Entries taken from a collection ▸
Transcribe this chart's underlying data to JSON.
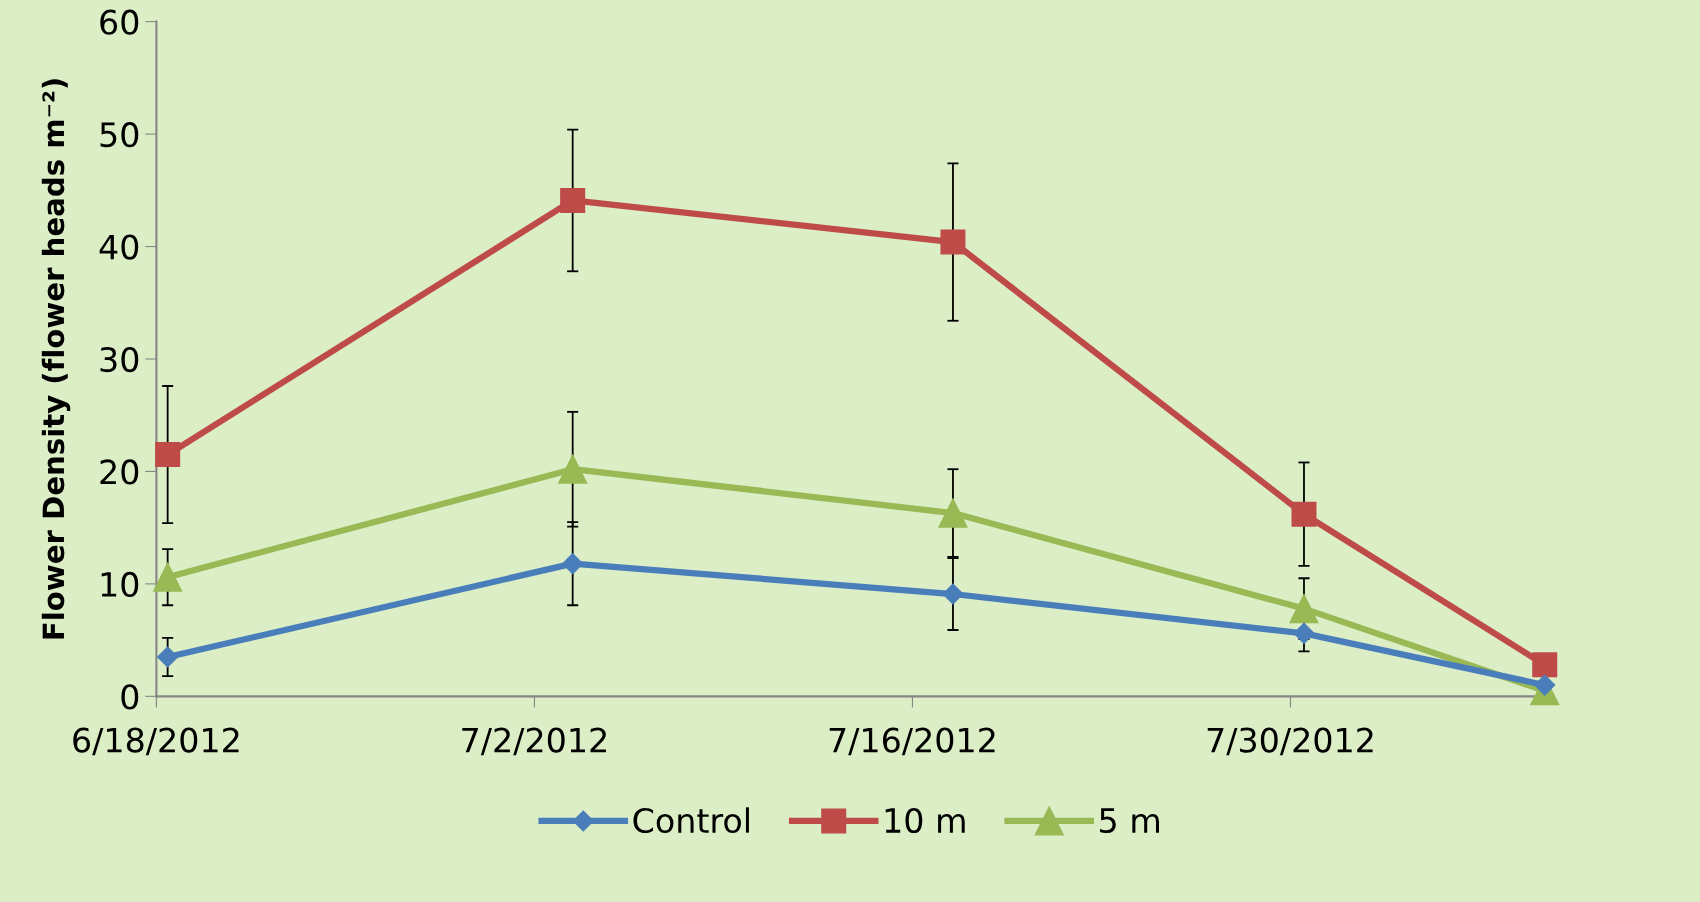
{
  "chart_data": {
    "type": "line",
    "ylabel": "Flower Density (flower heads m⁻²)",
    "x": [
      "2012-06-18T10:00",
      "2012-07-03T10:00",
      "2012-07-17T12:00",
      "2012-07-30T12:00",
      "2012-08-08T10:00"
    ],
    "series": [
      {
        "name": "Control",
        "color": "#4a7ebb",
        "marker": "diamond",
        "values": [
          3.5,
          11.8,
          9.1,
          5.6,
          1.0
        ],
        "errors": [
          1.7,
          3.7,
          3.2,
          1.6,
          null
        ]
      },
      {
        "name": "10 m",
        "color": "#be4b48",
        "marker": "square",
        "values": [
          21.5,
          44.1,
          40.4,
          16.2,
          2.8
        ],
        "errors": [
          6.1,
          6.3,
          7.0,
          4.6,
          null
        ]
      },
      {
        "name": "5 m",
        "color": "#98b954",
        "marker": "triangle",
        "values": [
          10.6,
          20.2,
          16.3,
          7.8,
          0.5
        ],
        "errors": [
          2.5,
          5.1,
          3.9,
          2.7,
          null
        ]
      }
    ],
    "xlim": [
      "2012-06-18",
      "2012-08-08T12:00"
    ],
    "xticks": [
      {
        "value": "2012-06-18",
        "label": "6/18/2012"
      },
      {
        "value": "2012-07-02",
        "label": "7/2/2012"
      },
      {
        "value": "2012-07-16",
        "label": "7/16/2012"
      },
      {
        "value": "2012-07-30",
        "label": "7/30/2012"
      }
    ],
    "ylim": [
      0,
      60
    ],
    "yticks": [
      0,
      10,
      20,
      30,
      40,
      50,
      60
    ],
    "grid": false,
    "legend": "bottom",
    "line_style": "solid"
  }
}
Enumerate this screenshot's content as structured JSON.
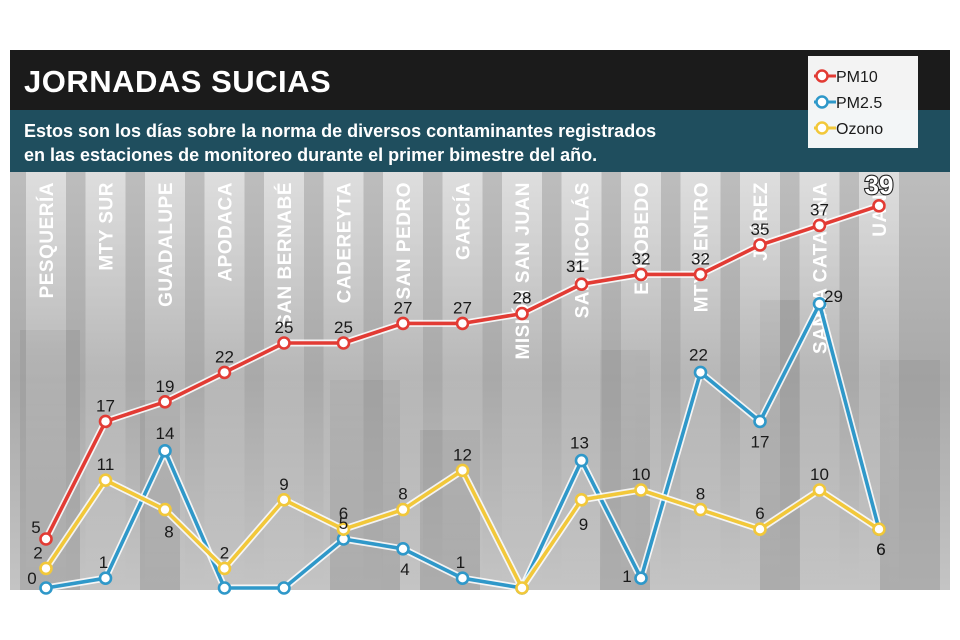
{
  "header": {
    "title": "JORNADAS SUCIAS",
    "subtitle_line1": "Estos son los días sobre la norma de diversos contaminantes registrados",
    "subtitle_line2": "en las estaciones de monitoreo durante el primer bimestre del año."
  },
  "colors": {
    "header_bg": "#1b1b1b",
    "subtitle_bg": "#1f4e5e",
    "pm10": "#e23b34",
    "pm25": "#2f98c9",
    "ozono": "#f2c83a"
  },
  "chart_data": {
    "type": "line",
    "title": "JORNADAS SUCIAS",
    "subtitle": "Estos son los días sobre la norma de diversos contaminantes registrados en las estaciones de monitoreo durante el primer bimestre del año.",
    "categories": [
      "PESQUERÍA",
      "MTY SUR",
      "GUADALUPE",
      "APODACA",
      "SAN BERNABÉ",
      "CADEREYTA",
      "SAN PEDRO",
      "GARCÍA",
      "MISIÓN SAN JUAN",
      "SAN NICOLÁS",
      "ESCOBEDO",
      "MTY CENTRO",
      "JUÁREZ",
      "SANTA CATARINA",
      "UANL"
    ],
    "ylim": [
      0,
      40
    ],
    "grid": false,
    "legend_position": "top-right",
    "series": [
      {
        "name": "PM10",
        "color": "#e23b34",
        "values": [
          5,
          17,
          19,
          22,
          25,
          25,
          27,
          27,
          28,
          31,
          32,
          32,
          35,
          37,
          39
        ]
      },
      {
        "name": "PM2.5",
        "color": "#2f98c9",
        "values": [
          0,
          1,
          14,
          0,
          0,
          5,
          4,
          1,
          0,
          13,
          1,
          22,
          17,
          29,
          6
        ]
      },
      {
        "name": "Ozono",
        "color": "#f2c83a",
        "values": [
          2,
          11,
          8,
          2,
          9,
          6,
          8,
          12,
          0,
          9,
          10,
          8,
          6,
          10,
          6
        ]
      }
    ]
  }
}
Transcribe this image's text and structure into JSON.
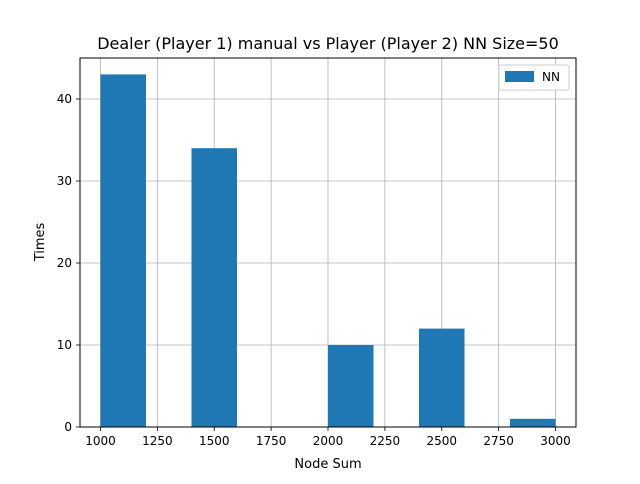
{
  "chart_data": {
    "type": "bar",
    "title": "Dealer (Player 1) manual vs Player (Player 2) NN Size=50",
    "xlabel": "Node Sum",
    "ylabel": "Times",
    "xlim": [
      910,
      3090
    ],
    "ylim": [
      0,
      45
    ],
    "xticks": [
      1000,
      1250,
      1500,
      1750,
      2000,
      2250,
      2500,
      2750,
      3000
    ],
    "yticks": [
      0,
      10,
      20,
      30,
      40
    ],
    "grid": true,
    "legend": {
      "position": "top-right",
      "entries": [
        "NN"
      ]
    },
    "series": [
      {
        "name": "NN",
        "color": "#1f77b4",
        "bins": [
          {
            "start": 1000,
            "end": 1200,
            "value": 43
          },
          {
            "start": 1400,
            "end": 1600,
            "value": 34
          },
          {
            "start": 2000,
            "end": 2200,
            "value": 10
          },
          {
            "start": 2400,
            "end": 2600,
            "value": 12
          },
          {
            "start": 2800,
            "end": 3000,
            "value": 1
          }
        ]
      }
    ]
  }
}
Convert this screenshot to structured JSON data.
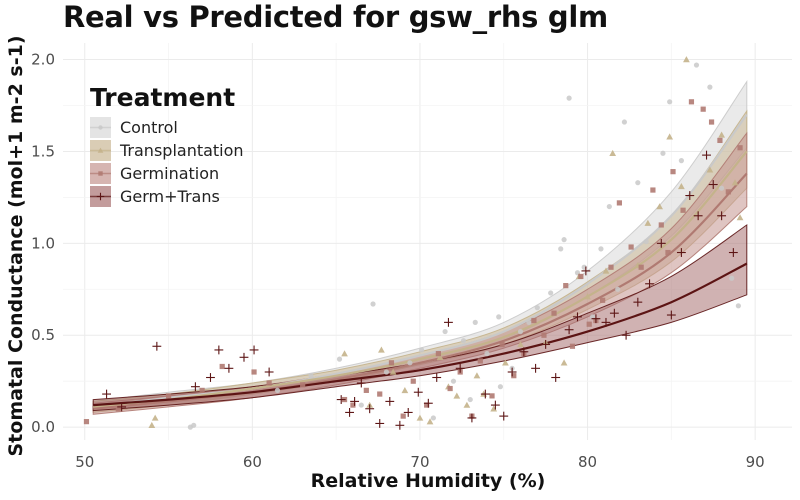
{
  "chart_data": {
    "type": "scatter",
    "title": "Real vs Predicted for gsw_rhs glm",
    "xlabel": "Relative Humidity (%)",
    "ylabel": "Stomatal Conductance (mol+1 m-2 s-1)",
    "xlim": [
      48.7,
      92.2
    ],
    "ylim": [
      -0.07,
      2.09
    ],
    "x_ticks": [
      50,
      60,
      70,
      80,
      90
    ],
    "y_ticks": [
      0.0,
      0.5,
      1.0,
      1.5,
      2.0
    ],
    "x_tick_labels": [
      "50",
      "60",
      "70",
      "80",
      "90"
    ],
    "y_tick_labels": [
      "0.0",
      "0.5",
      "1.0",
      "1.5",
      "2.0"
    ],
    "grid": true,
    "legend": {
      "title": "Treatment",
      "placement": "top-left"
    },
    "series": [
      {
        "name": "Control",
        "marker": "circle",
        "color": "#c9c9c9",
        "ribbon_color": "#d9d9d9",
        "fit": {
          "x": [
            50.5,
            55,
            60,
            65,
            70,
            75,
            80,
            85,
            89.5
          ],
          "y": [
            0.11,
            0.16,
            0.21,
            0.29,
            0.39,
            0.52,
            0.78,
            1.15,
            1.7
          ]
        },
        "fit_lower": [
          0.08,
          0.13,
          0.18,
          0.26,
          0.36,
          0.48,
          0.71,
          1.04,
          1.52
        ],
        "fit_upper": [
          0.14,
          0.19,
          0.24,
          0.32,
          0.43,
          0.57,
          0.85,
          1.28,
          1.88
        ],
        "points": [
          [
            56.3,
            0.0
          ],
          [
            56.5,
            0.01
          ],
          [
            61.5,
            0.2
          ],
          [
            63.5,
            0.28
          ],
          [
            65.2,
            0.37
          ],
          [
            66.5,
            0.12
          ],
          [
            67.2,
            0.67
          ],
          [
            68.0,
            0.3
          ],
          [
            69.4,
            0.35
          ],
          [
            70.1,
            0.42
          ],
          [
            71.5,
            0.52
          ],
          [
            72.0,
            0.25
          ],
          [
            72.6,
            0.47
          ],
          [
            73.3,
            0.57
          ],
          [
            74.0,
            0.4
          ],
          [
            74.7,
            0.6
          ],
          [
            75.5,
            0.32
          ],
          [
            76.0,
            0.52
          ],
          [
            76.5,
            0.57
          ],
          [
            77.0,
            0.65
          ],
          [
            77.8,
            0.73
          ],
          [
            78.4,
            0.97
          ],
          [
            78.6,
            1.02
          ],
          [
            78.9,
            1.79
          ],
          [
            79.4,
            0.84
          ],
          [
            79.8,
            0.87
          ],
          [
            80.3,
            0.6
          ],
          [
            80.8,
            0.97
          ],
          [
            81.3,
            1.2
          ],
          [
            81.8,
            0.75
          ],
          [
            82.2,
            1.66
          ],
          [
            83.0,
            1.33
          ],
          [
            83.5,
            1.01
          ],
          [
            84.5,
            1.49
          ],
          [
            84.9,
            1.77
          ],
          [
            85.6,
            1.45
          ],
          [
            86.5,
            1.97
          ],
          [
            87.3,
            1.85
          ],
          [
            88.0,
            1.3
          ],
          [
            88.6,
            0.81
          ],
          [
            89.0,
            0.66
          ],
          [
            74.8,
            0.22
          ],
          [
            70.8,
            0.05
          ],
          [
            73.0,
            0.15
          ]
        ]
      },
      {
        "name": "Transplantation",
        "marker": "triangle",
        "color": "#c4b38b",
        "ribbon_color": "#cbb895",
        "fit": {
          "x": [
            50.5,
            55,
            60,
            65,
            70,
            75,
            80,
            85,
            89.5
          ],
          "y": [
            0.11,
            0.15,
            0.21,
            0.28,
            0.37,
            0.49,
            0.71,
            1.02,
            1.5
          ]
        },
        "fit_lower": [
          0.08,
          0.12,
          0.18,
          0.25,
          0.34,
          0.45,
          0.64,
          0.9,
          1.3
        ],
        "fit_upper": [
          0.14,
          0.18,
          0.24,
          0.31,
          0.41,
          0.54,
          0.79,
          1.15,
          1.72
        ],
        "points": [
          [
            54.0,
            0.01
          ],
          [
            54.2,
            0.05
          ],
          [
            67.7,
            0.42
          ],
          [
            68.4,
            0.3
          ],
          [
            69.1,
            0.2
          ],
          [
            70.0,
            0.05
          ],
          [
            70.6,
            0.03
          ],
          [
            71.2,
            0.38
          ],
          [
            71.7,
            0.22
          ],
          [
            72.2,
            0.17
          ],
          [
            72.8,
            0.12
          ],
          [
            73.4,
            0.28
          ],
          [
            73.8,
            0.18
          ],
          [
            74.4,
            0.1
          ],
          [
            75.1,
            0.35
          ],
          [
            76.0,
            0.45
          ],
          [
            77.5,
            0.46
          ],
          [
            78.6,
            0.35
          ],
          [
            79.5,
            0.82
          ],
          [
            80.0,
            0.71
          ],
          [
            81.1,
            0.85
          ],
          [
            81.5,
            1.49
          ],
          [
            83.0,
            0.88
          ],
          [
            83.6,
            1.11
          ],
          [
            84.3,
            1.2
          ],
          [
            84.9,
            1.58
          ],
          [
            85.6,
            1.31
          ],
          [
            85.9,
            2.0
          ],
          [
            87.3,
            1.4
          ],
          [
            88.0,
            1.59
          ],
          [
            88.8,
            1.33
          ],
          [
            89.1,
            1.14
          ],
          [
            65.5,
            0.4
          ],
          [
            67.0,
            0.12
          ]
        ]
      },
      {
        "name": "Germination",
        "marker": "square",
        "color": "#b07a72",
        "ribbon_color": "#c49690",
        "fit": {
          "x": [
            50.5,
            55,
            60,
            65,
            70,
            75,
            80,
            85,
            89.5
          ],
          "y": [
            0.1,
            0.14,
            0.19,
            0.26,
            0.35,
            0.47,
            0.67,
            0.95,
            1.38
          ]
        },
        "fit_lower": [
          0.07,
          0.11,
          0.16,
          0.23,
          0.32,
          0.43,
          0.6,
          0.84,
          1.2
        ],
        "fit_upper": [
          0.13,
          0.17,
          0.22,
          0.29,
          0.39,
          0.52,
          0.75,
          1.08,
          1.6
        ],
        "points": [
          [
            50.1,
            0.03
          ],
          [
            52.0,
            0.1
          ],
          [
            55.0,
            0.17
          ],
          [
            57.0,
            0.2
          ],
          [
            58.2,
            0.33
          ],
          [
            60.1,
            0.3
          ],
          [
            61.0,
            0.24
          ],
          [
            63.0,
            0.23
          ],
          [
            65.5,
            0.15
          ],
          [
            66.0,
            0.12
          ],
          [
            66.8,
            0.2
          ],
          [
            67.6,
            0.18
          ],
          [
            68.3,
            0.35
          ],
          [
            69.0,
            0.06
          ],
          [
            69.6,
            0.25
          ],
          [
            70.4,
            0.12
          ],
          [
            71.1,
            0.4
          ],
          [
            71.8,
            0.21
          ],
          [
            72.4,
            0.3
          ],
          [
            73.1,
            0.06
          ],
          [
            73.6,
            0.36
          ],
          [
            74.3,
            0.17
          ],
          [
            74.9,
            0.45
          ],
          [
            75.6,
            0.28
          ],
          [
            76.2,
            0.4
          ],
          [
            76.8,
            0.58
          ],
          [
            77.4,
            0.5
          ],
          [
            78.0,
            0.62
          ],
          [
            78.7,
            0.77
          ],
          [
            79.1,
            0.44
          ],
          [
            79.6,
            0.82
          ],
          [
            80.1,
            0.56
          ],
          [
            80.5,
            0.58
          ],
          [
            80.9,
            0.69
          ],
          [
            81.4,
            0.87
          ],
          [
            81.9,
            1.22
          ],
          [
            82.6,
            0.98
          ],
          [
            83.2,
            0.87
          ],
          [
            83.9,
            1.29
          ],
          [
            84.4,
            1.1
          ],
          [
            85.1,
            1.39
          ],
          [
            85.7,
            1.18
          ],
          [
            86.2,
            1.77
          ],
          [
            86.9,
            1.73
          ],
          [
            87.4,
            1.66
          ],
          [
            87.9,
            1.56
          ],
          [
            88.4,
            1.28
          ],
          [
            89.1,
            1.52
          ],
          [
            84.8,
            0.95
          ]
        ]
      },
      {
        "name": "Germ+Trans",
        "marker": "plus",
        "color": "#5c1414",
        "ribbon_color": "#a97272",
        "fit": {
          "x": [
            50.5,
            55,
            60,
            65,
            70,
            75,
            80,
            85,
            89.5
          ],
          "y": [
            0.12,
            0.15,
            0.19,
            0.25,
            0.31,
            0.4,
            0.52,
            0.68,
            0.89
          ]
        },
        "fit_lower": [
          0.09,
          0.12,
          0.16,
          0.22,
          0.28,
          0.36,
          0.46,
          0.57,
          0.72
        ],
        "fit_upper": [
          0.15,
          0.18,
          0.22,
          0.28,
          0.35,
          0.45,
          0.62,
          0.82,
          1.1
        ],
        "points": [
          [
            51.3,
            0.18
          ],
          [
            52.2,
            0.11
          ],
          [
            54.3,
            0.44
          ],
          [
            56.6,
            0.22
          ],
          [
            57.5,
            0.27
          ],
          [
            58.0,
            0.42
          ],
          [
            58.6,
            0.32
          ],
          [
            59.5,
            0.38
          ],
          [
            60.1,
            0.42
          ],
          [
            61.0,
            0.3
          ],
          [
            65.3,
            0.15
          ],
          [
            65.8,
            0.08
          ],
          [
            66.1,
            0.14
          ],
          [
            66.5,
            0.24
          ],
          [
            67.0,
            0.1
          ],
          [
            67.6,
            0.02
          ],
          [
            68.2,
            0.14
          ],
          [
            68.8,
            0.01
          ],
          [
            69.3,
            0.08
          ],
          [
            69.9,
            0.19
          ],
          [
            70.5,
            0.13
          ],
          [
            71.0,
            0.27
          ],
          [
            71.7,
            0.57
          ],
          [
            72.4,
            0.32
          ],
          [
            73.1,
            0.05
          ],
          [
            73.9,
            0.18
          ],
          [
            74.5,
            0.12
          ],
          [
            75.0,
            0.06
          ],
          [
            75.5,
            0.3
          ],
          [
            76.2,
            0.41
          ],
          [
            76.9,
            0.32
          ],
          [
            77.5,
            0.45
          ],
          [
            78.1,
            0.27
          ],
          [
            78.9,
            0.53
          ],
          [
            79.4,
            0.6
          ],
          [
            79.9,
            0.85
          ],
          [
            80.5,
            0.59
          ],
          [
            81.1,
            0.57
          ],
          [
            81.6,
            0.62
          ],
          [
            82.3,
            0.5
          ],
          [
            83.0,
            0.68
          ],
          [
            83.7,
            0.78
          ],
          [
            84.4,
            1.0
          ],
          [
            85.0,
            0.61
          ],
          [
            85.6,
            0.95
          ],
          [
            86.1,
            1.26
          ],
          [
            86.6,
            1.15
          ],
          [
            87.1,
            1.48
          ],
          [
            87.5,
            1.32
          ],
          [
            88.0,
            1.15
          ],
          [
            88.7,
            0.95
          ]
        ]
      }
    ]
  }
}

Set problem ▸ Answer with one number: how many lines of the entries above include the word "ylabel".

Task output ▸ 3